Problem requirements>
Keep only the lines of the listing that include the word "type", and copy them.

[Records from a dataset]
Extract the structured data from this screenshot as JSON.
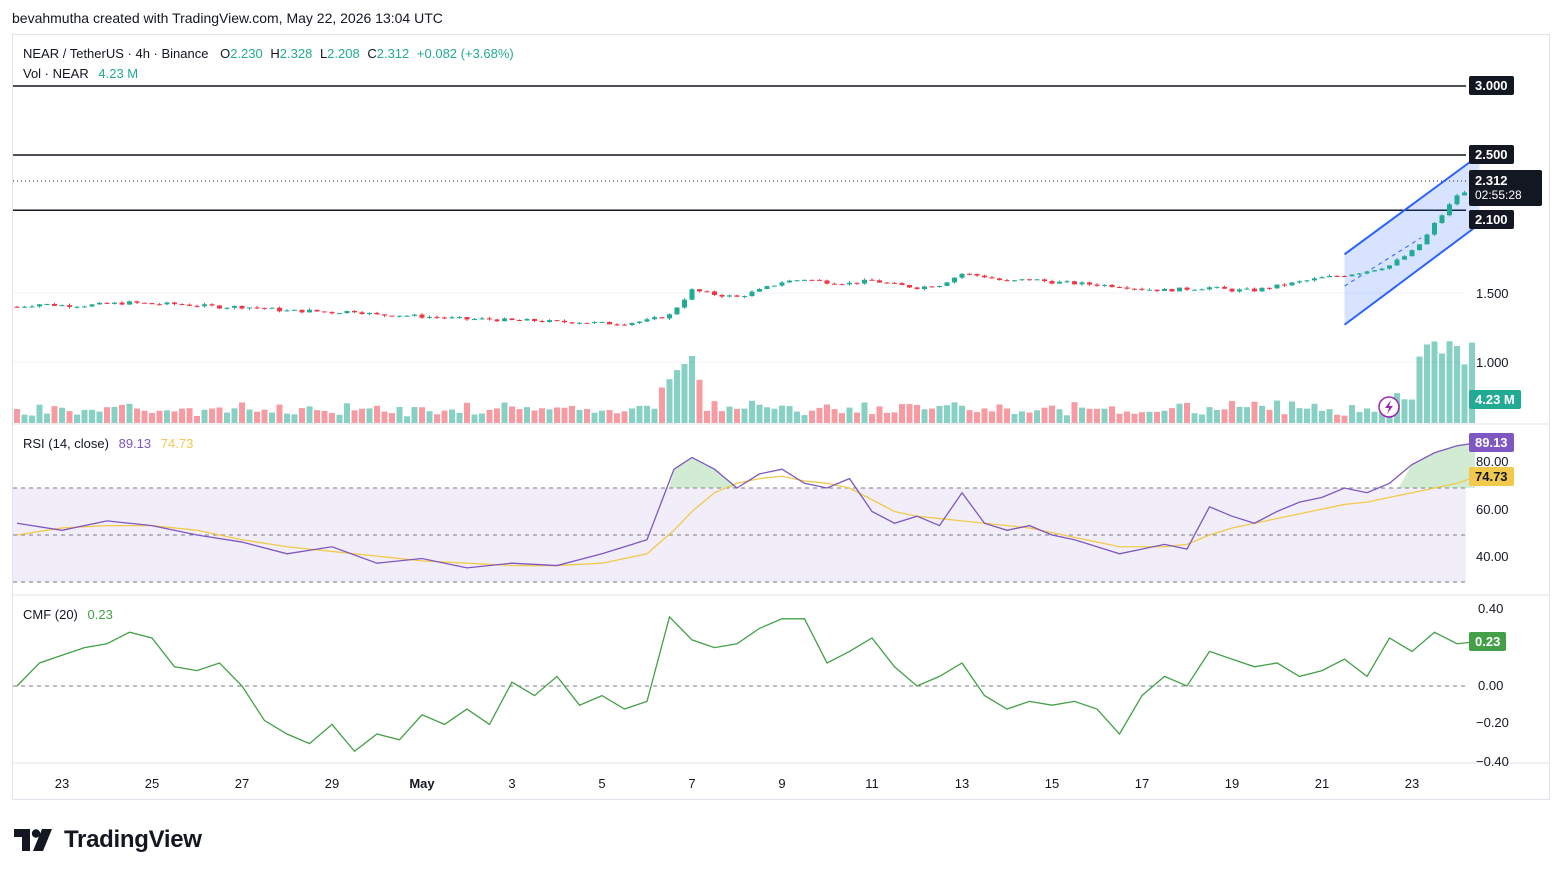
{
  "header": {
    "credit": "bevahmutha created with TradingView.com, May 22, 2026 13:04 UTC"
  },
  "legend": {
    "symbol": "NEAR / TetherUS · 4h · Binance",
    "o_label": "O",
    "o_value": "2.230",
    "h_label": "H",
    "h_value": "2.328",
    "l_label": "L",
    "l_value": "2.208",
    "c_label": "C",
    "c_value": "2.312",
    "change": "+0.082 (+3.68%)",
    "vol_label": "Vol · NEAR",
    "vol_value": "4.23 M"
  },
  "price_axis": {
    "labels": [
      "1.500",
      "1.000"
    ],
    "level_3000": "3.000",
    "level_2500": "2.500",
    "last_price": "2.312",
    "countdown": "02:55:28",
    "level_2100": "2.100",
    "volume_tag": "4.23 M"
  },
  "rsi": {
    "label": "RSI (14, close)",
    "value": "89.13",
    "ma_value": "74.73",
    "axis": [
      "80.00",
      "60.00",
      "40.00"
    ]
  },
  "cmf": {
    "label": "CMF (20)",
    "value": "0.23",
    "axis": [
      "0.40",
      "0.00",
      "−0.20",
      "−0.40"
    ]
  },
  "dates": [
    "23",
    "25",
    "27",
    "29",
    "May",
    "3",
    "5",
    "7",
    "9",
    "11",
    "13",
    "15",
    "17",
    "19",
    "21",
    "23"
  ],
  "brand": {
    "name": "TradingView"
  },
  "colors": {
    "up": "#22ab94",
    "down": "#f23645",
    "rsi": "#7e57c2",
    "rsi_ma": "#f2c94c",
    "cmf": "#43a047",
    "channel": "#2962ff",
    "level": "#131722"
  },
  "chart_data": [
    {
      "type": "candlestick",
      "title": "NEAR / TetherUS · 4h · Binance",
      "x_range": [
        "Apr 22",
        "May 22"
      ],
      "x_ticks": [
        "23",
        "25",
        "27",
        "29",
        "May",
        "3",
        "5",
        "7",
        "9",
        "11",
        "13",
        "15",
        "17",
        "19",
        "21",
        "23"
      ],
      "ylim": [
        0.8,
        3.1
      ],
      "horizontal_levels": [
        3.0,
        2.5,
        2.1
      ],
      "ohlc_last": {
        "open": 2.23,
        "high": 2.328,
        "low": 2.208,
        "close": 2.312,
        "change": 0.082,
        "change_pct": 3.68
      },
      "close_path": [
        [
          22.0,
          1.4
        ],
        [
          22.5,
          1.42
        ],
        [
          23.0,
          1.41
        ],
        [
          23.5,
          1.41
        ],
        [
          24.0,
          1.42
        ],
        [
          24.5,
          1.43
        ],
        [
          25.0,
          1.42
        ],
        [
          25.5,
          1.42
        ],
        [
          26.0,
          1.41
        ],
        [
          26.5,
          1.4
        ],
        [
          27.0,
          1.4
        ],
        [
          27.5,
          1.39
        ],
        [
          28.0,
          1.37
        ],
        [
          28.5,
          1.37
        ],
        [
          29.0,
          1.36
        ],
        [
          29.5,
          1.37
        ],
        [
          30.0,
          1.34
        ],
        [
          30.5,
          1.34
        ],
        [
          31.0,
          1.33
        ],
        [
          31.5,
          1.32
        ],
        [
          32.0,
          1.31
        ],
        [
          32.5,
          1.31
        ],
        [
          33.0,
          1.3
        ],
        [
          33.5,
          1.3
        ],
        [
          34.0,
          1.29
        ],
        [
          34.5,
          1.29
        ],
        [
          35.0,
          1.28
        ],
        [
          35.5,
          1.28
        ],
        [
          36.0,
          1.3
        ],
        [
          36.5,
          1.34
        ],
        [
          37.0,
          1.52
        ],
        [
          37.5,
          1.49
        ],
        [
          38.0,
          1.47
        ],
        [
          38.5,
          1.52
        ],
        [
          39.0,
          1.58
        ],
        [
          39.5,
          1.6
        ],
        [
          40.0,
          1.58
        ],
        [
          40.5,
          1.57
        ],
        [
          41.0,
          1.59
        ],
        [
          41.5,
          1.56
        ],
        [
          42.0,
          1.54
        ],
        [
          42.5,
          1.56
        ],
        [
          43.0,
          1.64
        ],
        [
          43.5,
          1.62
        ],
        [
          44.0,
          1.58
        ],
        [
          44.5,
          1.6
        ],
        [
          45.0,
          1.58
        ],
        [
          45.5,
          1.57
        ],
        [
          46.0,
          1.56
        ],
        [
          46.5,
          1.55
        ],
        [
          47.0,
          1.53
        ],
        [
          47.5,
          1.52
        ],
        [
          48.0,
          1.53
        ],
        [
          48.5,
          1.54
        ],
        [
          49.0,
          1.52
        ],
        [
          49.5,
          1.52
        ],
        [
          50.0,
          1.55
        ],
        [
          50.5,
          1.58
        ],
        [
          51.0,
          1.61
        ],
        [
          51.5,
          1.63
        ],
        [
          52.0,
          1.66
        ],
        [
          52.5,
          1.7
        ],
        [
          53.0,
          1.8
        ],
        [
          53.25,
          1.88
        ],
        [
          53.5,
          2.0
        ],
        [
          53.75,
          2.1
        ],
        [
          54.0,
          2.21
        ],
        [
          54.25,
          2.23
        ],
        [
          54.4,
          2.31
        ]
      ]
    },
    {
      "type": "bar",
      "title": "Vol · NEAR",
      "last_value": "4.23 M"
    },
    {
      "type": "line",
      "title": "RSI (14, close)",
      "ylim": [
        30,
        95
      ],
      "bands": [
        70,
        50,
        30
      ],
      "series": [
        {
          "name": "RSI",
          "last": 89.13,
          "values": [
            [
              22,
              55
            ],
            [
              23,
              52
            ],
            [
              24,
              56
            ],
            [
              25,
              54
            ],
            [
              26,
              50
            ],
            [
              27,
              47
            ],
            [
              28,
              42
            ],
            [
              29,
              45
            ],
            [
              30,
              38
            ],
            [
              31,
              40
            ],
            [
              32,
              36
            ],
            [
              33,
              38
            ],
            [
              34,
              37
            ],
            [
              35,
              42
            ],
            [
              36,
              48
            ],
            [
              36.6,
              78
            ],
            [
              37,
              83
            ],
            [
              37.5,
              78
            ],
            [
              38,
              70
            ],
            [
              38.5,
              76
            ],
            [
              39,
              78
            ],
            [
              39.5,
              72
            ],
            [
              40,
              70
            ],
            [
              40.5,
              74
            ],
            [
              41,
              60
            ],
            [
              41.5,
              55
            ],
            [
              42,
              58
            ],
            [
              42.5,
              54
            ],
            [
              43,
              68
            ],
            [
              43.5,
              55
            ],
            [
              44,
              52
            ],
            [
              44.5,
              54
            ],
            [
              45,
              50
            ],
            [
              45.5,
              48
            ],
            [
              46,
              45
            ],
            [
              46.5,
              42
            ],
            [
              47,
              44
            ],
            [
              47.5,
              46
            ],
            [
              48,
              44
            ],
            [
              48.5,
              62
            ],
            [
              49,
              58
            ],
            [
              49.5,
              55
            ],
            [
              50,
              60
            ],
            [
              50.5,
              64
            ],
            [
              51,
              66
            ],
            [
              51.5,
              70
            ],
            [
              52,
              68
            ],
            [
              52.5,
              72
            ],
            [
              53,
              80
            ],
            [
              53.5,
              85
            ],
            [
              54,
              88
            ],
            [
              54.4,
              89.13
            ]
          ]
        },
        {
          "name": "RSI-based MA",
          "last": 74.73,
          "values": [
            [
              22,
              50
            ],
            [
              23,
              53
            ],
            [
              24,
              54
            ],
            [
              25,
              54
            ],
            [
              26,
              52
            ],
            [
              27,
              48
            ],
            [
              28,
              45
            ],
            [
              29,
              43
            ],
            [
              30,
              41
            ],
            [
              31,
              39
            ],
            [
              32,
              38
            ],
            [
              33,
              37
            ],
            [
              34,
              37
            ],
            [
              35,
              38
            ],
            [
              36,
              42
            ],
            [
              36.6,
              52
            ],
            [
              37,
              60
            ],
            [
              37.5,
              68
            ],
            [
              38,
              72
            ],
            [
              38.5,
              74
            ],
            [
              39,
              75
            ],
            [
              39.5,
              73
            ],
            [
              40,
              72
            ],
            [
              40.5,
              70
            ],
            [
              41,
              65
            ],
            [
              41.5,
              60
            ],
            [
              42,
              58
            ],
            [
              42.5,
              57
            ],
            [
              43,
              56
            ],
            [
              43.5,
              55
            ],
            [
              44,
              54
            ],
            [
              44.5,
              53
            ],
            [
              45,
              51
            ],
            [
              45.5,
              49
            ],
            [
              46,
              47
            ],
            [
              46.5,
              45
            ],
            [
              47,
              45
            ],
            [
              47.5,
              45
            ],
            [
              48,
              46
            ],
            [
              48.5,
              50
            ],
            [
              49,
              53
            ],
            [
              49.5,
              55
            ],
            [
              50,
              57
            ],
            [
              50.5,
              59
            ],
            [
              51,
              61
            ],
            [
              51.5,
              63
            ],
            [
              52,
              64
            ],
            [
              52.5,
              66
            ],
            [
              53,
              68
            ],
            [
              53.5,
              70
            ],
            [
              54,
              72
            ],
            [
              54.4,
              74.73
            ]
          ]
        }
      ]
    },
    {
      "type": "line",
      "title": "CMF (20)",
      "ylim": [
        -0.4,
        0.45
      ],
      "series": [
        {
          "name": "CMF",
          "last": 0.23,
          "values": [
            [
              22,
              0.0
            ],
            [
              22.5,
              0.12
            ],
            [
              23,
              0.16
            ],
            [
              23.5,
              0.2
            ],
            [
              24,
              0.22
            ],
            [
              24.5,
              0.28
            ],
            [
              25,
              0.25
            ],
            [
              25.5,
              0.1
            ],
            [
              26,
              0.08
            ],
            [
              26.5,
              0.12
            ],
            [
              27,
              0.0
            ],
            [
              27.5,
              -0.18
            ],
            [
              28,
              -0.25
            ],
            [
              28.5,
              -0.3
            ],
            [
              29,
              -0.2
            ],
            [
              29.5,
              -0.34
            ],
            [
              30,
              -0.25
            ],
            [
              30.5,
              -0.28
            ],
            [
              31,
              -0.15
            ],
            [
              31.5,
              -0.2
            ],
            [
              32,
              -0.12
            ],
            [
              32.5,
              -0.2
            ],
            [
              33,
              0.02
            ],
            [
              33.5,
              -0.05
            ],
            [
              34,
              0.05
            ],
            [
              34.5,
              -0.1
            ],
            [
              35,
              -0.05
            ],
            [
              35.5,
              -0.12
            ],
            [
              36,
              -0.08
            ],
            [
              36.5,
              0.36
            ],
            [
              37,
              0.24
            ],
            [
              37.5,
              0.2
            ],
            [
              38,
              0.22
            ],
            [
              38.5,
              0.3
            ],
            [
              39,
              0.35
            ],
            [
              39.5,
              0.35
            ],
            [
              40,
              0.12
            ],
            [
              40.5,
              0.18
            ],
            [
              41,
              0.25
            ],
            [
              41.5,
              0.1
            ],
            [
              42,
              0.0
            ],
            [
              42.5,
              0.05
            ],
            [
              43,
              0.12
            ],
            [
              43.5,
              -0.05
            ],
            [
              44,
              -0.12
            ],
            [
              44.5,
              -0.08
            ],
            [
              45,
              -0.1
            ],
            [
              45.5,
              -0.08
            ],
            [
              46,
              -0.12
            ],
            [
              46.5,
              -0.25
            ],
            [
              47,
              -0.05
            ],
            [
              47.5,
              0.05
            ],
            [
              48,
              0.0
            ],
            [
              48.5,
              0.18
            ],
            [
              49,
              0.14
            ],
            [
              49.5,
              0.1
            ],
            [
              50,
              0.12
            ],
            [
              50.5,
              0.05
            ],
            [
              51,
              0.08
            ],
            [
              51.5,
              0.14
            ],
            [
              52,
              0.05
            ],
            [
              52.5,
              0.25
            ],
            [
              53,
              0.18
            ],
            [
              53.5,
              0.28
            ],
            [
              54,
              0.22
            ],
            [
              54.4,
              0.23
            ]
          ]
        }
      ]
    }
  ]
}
==
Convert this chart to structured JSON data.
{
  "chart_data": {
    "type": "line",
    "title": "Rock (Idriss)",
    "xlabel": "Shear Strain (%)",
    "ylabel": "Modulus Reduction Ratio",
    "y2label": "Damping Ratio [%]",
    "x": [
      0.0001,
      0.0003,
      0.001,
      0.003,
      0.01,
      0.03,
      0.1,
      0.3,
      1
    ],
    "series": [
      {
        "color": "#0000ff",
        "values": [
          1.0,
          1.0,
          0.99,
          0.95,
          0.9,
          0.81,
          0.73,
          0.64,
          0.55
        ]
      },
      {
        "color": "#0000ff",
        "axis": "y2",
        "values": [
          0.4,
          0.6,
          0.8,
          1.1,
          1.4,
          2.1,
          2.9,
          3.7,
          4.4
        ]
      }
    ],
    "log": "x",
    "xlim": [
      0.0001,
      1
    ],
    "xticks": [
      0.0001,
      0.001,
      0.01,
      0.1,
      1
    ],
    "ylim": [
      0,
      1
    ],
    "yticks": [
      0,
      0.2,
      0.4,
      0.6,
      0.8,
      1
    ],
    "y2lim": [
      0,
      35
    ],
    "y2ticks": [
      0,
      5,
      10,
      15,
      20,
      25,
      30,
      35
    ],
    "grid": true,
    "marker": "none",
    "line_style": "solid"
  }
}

Written response>
      "type": "candlestick",
      "type": "bar",
      "type": "line",
      "type": "line",
    "type": "line",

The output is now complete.